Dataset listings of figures
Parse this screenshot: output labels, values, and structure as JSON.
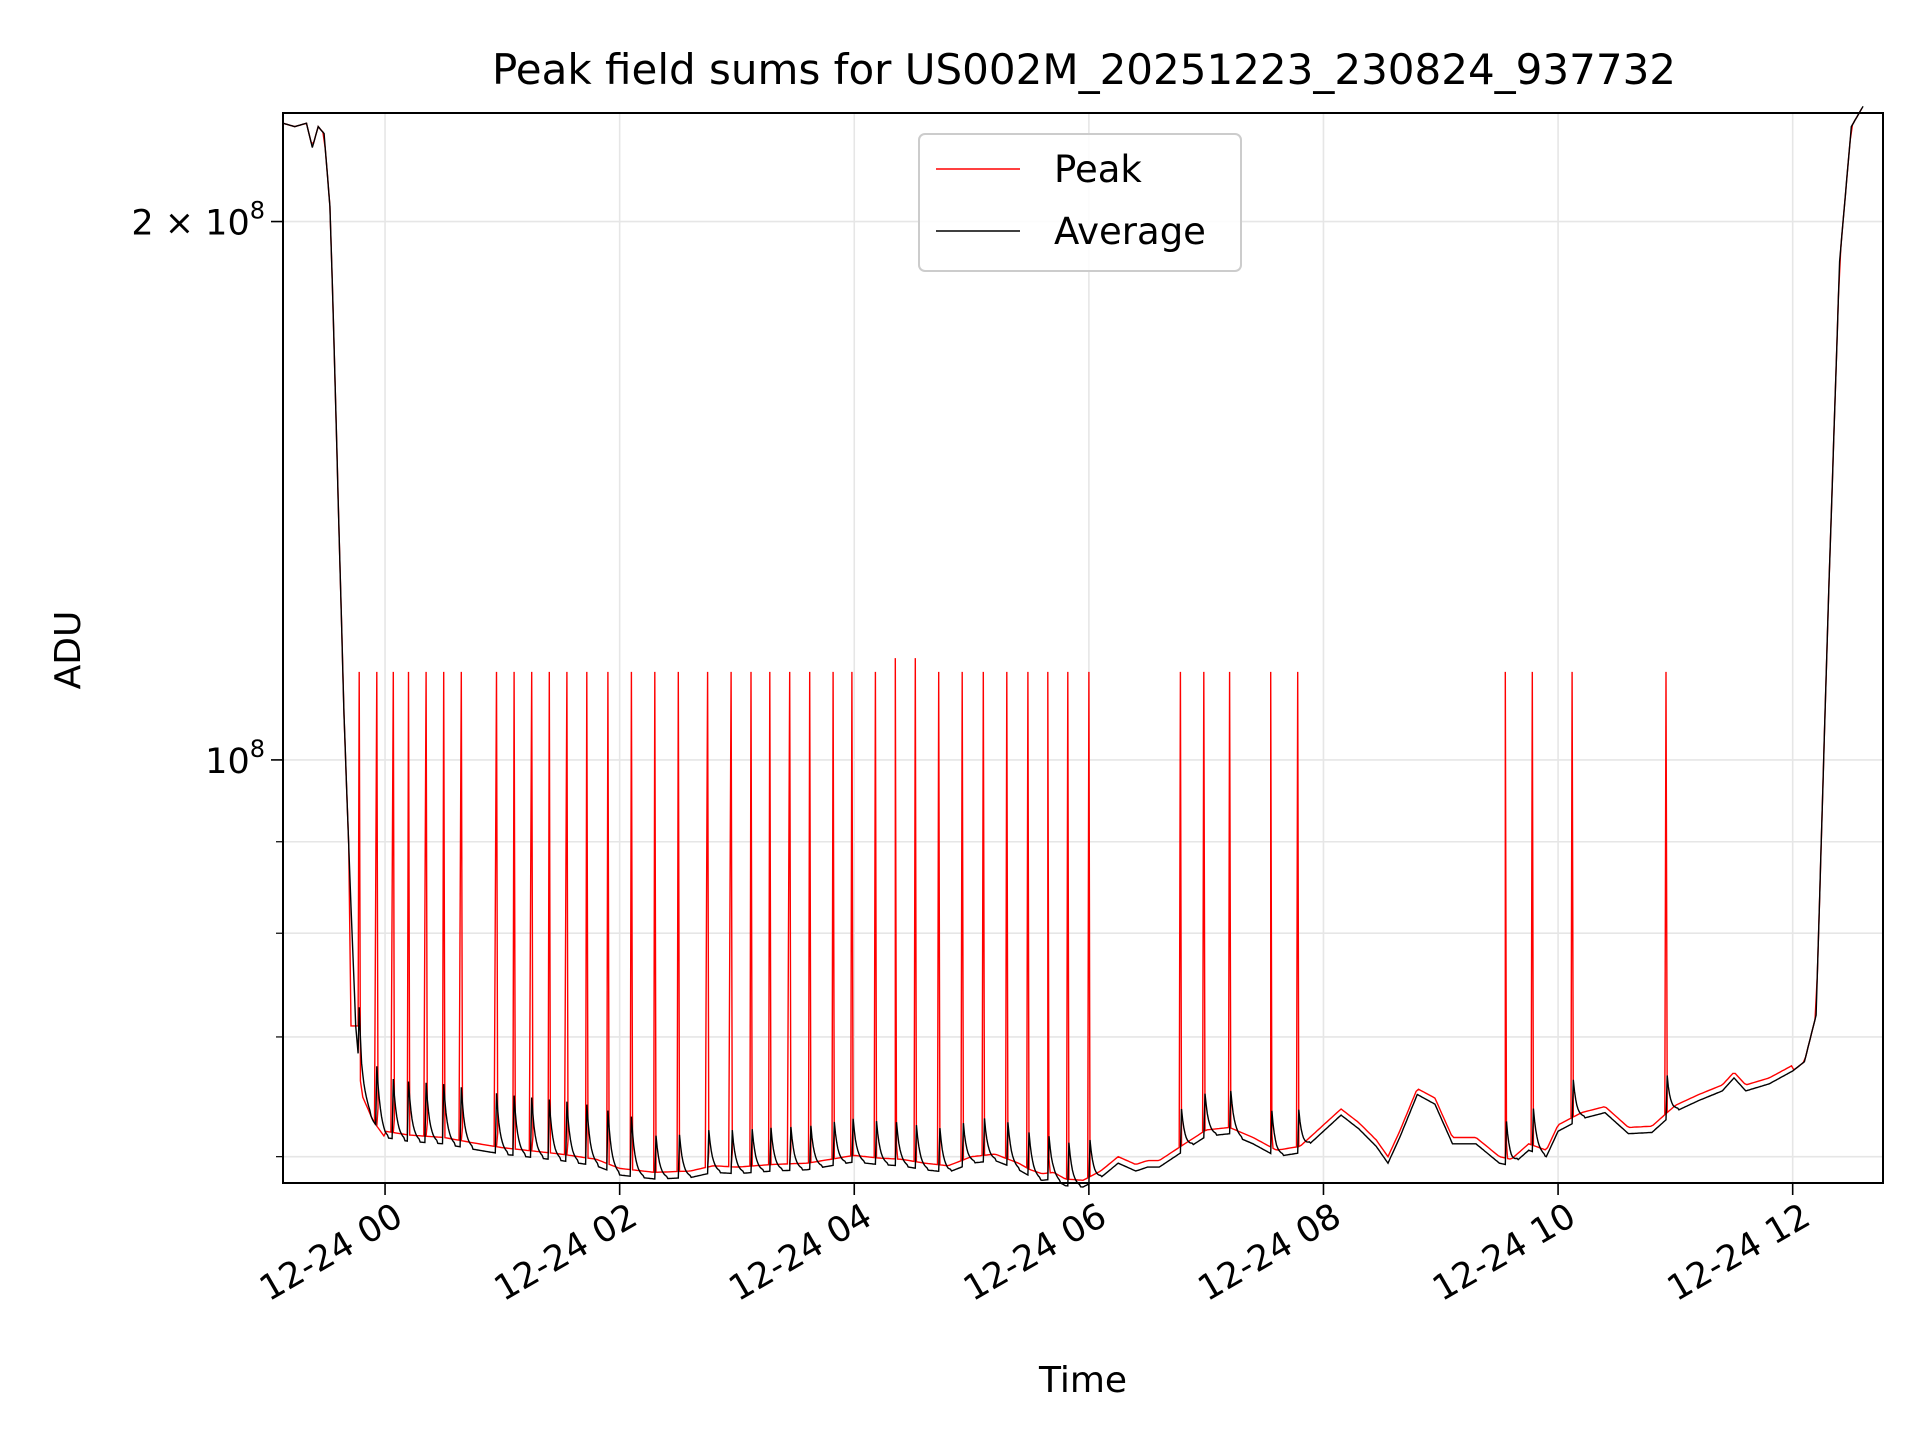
{
  "chart_data": {
    "type": "line",
    "title": "Peak field sums for US002M_20251223_230824_937732",
    "xlabel": "Time",
    "ylabel": "ADU",
    "yscale": "log",
    "grid": true,
    "legend_position": "upper-center",
    "x_unit": "hours since 2025-12-24 00:00",
    "xlim": [
      -0.87,
      12.77
    ],
    "ylim": [
      58000000,
      230000000
    ],
    "x_ticks": [
      {
        "value": 0,
        "label": "12-24 00"
      },
      {
        "value": 2,
        "label": "12-24 02"
      },
      {
        "value": 4,
        "label": "12-24 04"
      },
      {
        "value": 6,
        "label": "12-24 06"
      },
      {
        "value": 8,
        "label": "12-24 08"
      },
      {
        "value": 10,
        "label": "12-24 10"
      },
      {
        "value": 12,
        "label": "12-24 12"
      }
    ],
    "y_major_ticks": [
      {
        "value": 100000000,
        "base": "10",
        "exp": "8"
      },
      {
        "value": 200000000,
        "mantissa": "2",
        "times": "×",
        "base": "10",
        "exp": "8"
      }
    ],
    "y_minor_ticks": [
      60000000,
      70000000,
      80000000,
      90000000
    ],
    "average_series": {
      "name": "Average",
      "color": "#000000",
      "x": [
        -0.87,
        -0.77,
        -0.67,
        -0.62,
        -0.57,
        -0.52,
        -0.47,
        -0.44,
        -0.4,
        -0.35,
        -0.3,
        -0.25,
        -0.2,
        -0.1,
        0.0,
        0.2,
        0.5,
        0.8,
        1.0,
        1.2,
        1.5,
        1.8,
        2.0,
        2.3,
        2.6,
        2.8,
        3.0,
        3.3,
        3.6,
        3.8,
        4.0,
        4.2,
        4.4,
        4.6,
        4.8,
        5.0,
        5.2,
        5.4,
        5.5,
        5.6,
        5.7,
        5.8,
        5.95,
        6.1,
        6.25,
        6.4,
        6.5,
        6.6,
        6.8,
        7.0,
        7.2,
        7.4,
        7.6,
        7.8,
        8.0,
        8.15,
        8.3,
        8.45,
        8.55,
        8.65,
        8.8,
        8.95,
        9.1,
        9.3,
        9.5,
        9.6,
        9.75,
        9.9,
        10.0,
        10.2,
        10.4,
        10.6,
        10.8,
        11.0,
        11.2,
        11.4,
        11.5,
        11.6,
        11.8,
        12.0,
        12.1,
        12.2,
        12.3,
        12.4,
        12.5,
        12.6
      ],
      "y": [
        227000000,
        226000000,
        227000000,
        220000000,
        226000000,
        224000000,
        204000000,
        176000000,
        140000000,
        106000000,
        86000000,
        71000000,
        65000000,
        62800000,
        61500000,
        61200000,
        61000000,
        60500000,
        60200000,
        60000000,
        59700000,
        59300000,
        58600000,
        58300000,
        58400000,
        58800000,
        58700000,
        58900000,
        59000000,
        59300000,
        59600000,
        59400000,
        59300000,
        59000000,
        58800000,
        59500000,
        59700000,
        59000000,
        58500000,
        58200000,
        58300000,
        57800000,
        57700000,
        58400000,
        59500000,
        58900000,
        59200000,
        59200000,
        60400000,
        61600000,
        61800000,
        61000000,
        60000000,
        60300000,
        62000000,
        63300000,
        62200000,
        60800000,
        59500000,
        61500000,
        65000000,
        64200000,
        61000000,
        61000000,
        59500000,
        59300000,
        60500000,
        60000000,
        62000000,
        63000000,
        63500000,
        61800000,
        61900000,
        63600000,
        64500000,
        65300000,
        66400000,
        65300000,
        65900000,
        67000000,
        67800000,
        72000000,
        120000000,
        190000000,
        226000000,
        232000000
      ]
    },
    "peak_series": {
      "name": "Peak",
      "color": "#ff0000",
      "baseline_offset": 500000,
      "spike_value": 112000000,
      "spike_times": [
        -0.22,
        -0.07,
        0.07,
        0.2,
        0.35,
        0.5,
        0.65,
        0.95,
        1.1,
        1.25,
        1.4,
        1.55,
        1.72,
        1.9,
        2.1,
        2.3,
        2.5,
        2.75,
        2.95,
        3.12,
        3.28,
        3.45,
        3.62,
        3.82,
        3.98,
        4.18,
        4.35,
        4.52,
        4.72,
        4.92,
        5.1,
        5.3,
        5.48,
        5.65,
        5.82,
        6.0,
        6.78,
        6.98,
        7.2,
        7.55,
        7.78,
        9.55,
        9.78,
        10.12,
        10.92
      ],
      "raised_spike_times": [
        4.35,
        4.52
      ],
      "raised_spike_value": 114000000,
      "flat_segment": {
        "x": [
          -0.3,
          -0.22
        ],
        "y": 71000000
      }
    },
    "legend": [
      {
        "label": "Peak",
        "color": "#ff0000"
      },
      {
        "label": "Average",
        "color": "#000000"
      }
    ]
  }
}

To be done :: Retype all entries exactly as they appear, dropping the images.

Finished exercise ::
Parse this screenshot: output labels, values, and structure as JSON.
{
  "chart_data": {
    "type": "line",
    "title": "Peak field sums for US002M_20251223_230824_937732",
    "xlabel": "Time",
    "ylabel": "ADU",
    "yscale": "log",
    "grid": true,
    "legend_position": "upper-center",
    "x_unit": "hours since 2025-12-24 00:00",
    "xlim": [
      -0.87,
      12.77
    ],
    "ylim": [
      58000000,
      230000000
    ],
    "x_ticks": [
      {
        "value": 0,
        "label": "12-24 00"
      },
      {
        "value": 2,
        "label": "12-24 02"
      },
      {
        "value": 4,
        "label": "12-24 04"
      },
      {
        "value": 6,
        "label": "12-24 06"
      },
      {
        "value": 8,
        "label": "12-24 08"
      },
      {
        "value": 10,
        "label": "12-24 10"
      },
      {
        "value": 12,
        "label": "12-24 12"
      }
    ],
    "y_major_ticks": [
      {
        "value": 100000000,
        "base": "10",
        "exp": "8"
      },
      {
        "value": 200000000,
        "mantissa": "2",
        "times": "×",
        "base": "10",
        "exp": "8"
      }
    ],
    "y_minor_ticks": [
      60000000,
      70000000,
      80000000,
      90000000
    ],
    "average_series": {
      "name": "Average",
      "color": "#000000",
      "x": [
        -0.87,
        -0.77,
        -0.67,
        -0.62,
        -0.57,
        -0.52,
        -0.47,
        -0.44,
        -0.4,
        -0.35,
        -0.3,
        -0.25,
        -0.2,
        -0.1,
        0.0,
        0.2,
        0.5,
        0.8,
        1.0,
        1.2,
        1.5,
        1.8,
        2.0,
        2.3,
        2.6,
        2.8,
        3.0,
        3.3,
        3.6,
        3.8,
        4.0,
        4.2,
        4.4,
        4.6,
        4.8,
        5.0,
        5.2,
        5.4,
        5.5,
        5.6,
        5.7,
        5.8,
        5.95,
        6.1,
        6.25,
        6.4,
        6.5,
        6.6,
        6.8,
        7.0,
        7.2,
        7.4,
        7.6,
        7.8,
        8.0,
        8.15,
        8.3,
        8.45,
        8.55,
        8.65,
        8.8,
        8.95,
        9.1,
        9.3,
        9.5,
        9.6,
        9.75,
        9.9,
        10.0,
        10.2,
        10.4,
        10.6,
        10.8,
        11.0,
        11.2,
        11.4,
        11.5,
        11.6,
        11.8,
        12.0,
        12.1,
        12.2,
        12.3,
        12.4,
        12.5,
        12.6
      ],
      "y": [
        227000000,
        226000000,
        227000000,
        220000000,
        226000000,
        224000000,
        204000000,
        176000000,
        140000000,
        106000000,
        86000000,
        71000000,
        65000000,
        62800000,
        61500000,
        61200000,
        61000000,
        60500000,
        60200000,
        60000000,
        59700000,
        59300000,
        58600000,
        58300000,
        58400000,
        58800000,
        58700000,
        58900000,
        59000000,
        59300000,
        59600000,
        59400000,
        59300000,
        59000000,
        58800000,
        59500000,
        59700000,
        59000000,
        58500000,
        58200000,
        58300000,
        57800000,
        57700000,
        58400000,
        59500000,
        58900000,
        59200000,
        59200000,
        60400000,
        61600000,
        61800000,
        61000000,
        60000000,
        60300000,
        62000000,
        63300000,
        62200000,
        60800000,
        59500000,
        61500000,
        65000000,
        64200000,
        61000000,
        61000000,
        59500000,
        59300000,
        60500000,
        60000000,
        62000000,
        63000000,
        63500000,
        61800000,
        61900000,
        63600000,
        64500000,
        65300000,
        66400000,
        65300000,
        65900000,
        67000000,
        67800000,
        72000000,
        120000000,
        190000000,
        226000000,
        232000000
      ]
    },
    "peak_series": {
      "name": "Peak",
      "color": "#ff0000",
      "baseline_offset": 500000,
      "spike_value": 112000000,
      "spike_times": [
        -0.22,
        -0.07,
        0.07,
        0.2,
        0.35,
        0.5,
        0.65,
        0.95,
        1.1,
        1.25,
        1.4,
        1.55,
        1.72,
        1.9,
        2.1,
        2.3,
        2.5,
        2.75,
        2.95,
        3.12,
        3.28,
        3.45,
        3.62,
        3.82,
        3.98,
        4.18,
        4.35,
        4.52,
        4.72,
        4.92,
        5.1,
        5.3,
        5.48,
        5.65,
        5.82,
        6.0,
        6.78,
        6.98,
        7.2,
        7.55,
        7.78,
        9.55,
        9.78,
        10.12,
        10.92
      ],
      "raised_spike_times": [
        4.35,
        4.52
      ],
      "raised_spike_value": 114000000,
      "flat_segment": {
        "x": [
          -0.3,
          -0.22
        ],
        "y": 71000000
      }
    },
    "legend": [
      {
        "label": "Peak",
        "color": "#ff0000"
      },
      {
        "label": "Average",
        "color": "#000000"
      }
    ]
  }
}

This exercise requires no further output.